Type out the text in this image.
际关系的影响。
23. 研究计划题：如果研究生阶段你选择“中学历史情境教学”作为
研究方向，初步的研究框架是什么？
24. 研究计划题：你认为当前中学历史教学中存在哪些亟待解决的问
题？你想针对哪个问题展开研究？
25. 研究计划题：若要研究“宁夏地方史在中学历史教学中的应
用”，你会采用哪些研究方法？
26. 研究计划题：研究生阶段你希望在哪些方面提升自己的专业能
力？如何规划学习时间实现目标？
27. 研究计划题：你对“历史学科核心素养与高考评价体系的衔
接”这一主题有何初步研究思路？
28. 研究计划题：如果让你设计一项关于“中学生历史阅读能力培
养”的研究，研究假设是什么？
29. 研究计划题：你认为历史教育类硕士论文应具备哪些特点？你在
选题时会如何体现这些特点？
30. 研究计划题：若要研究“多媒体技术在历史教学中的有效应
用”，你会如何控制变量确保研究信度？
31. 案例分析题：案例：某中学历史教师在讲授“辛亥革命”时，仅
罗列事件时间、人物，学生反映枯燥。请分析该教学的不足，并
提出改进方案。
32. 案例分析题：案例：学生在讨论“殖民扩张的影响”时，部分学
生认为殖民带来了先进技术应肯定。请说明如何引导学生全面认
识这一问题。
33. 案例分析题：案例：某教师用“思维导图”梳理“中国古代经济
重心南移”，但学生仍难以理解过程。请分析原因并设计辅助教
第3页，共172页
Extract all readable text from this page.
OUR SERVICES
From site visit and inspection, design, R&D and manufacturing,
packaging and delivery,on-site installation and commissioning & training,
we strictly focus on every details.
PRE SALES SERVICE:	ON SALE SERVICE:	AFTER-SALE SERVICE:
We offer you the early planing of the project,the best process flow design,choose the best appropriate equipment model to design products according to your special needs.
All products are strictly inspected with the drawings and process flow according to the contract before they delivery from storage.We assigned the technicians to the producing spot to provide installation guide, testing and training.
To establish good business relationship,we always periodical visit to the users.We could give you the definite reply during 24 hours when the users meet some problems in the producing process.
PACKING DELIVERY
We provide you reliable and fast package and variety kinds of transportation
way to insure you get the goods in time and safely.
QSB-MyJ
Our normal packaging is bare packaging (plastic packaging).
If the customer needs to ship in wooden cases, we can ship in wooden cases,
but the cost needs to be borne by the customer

------------------------------

**Task prompt:**
Set down, exactly and in full, the lines from the one containing "Extract all readable text from this page." through the end of the entries; no other line belongs.

**Reply to the task:**
Extract all readable text from this page.
OUR SERVICES
From site visit and inspection, design, R&D and manufacturing,
packaging and delivery,on-site installation and commissioning & training,
we strictly focus on every details.
PRE SALES SERVICE:	ON SALE SERVICE:	AFTER-SALE SERVICE:
We offer you the early planing of the project,the best process flow design,choose the best appropriate equipment model to design products according to your special needs.
All products are strictly inspected with the drawings and process flow according to the contract before they delivery from storage.We assigned the technicians to the producing spot to provide installation guide, testing and training.
To establish good business relationship,we always periodical visit to the users.We could give you the definite reply during 24 hours when the users meet some problems in the producing process.
PACKING DELIVERY
We provide you reliable and fast package and variety kinds of transportation
way to insure you get the goods in time and safely.
QSB-MyJ
Our normal packaging is bare packaging (plastic packaging).
If the customer needs to ship in wooden cases, we can ship in wooden cases,
but the cost needs to be borne by the customer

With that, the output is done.